-------- Data to use --------

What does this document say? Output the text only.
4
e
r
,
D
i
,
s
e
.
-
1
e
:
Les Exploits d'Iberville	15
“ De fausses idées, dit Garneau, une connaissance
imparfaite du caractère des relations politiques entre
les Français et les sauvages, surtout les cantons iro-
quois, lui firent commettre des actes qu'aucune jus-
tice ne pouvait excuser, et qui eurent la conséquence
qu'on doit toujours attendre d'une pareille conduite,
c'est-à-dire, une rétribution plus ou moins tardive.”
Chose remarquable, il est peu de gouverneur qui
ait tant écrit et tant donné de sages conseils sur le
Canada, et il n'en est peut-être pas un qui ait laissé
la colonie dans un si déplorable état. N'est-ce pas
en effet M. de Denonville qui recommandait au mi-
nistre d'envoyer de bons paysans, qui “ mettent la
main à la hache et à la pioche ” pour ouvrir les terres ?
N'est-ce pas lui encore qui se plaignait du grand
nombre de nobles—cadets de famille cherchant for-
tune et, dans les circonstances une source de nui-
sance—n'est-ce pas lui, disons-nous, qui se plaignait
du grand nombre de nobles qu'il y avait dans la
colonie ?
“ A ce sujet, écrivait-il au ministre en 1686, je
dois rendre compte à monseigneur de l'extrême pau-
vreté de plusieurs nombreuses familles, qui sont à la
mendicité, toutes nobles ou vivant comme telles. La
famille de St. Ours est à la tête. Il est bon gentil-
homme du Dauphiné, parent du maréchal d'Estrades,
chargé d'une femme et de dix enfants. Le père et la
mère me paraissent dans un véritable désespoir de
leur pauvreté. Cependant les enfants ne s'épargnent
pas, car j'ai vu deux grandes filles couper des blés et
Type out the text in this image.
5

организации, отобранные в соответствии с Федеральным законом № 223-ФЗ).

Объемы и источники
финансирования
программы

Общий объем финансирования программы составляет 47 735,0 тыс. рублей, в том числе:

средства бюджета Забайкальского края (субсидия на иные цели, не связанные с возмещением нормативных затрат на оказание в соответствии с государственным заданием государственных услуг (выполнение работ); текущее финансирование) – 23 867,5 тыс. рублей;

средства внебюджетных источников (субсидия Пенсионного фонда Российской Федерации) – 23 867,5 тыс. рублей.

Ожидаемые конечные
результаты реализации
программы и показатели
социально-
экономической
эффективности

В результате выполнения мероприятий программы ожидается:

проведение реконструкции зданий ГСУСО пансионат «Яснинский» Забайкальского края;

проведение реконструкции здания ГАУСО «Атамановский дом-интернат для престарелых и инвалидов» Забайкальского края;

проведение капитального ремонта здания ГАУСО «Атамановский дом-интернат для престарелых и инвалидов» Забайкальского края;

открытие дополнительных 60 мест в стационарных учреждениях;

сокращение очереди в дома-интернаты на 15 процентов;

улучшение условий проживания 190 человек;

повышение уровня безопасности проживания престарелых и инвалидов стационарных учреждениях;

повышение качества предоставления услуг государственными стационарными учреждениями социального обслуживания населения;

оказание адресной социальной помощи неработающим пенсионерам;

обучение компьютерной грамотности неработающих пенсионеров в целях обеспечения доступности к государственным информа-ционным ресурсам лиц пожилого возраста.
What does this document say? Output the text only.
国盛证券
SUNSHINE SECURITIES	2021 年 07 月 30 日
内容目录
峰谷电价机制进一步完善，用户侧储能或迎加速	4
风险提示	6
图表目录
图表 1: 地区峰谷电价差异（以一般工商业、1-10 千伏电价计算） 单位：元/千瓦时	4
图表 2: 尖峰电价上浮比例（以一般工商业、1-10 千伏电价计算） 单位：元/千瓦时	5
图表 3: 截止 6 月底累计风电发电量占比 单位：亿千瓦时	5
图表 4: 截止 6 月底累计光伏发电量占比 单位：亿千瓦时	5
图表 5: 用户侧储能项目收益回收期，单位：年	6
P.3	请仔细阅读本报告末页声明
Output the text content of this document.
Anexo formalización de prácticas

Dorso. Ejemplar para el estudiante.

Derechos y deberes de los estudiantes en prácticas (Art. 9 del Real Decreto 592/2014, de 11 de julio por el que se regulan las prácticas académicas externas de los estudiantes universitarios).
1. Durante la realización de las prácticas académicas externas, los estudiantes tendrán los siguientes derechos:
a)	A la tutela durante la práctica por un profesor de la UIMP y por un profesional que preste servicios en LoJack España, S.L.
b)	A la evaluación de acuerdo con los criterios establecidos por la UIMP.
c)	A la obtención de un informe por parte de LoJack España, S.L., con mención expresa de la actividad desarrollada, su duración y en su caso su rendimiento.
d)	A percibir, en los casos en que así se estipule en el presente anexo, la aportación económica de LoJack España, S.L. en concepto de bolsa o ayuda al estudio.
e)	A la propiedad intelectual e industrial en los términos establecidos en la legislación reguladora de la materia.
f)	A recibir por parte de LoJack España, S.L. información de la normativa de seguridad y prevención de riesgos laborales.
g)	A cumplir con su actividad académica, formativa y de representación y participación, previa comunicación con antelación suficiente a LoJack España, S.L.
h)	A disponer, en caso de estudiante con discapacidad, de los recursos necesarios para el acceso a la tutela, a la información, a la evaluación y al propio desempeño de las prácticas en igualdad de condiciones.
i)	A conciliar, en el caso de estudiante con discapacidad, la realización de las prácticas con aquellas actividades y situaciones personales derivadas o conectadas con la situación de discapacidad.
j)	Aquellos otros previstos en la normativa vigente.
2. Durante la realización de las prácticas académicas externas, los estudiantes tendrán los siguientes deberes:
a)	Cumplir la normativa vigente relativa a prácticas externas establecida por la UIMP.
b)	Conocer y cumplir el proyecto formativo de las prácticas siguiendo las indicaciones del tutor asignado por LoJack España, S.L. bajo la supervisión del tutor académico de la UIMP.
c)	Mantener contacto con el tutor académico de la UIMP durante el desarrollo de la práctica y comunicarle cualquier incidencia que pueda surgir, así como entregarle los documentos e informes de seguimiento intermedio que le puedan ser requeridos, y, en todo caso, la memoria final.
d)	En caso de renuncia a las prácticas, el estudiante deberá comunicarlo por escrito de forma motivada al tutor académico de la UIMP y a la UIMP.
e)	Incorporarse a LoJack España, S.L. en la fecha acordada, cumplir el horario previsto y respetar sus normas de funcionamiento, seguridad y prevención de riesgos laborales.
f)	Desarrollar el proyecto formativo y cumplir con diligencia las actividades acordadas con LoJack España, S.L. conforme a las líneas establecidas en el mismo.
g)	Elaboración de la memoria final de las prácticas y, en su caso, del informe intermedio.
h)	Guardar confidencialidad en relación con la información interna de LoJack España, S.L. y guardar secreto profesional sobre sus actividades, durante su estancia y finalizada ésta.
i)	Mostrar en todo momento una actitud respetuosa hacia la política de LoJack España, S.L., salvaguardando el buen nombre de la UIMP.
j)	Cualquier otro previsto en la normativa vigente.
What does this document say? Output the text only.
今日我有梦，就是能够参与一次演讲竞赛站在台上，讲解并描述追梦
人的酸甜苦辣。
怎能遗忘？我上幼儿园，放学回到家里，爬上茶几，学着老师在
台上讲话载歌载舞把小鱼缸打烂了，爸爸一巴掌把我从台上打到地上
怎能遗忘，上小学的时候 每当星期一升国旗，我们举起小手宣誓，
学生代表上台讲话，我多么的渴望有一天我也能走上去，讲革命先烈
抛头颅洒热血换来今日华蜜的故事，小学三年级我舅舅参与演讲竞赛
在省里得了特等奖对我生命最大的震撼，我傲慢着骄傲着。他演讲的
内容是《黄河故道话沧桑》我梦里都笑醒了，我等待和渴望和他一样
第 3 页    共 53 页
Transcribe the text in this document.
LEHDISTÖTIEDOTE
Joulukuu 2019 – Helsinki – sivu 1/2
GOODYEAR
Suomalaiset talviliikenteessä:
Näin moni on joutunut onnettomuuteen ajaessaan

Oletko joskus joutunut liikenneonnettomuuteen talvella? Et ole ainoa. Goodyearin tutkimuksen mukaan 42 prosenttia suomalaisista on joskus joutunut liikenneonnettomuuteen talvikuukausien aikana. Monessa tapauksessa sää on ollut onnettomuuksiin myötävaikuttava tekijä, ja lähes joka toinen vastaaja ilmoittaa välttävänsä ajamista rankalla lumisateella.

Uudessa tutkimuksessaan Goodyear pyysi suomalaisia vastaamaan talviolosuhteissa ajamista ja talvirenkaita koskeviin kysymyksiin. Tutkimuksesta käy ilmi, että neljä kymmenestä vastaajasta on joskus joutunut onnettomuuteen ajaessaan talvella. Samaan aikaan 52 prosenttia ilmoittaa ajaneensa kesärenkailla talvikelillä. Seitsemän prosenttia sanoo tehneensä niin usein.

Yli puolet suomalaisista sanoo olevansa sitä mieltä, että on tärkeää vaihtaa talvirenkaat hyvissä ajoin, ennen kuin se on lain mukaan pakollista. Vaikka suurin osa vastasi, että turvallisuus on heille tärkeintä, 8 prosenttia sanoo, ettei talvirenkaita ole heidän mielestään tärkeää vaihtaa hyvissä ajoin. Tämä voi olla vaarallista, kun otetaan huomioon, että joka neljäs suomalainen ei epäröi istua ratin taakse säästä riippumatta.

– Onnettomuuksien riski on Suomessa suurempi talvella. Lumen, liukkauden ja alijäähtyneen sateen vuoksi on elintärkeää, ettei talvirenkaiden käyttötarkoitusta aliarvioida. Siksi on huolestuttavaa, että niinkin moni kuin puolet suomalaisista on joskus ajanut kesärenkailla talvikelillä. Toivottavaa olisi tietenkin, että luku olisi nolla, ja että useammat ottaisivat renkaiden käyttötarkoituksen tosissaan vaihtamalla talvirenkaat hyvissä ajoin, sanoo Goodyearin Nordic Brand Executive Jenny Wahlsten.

--------

## Task to carry out
Return all lines containing "программы".

## Task response
программы
Общий объем финансирования программы составляет 47 735,0 тыс. рублей, в том числе:
программы и показатели
В результате выполнения мероприятий программы ожидается:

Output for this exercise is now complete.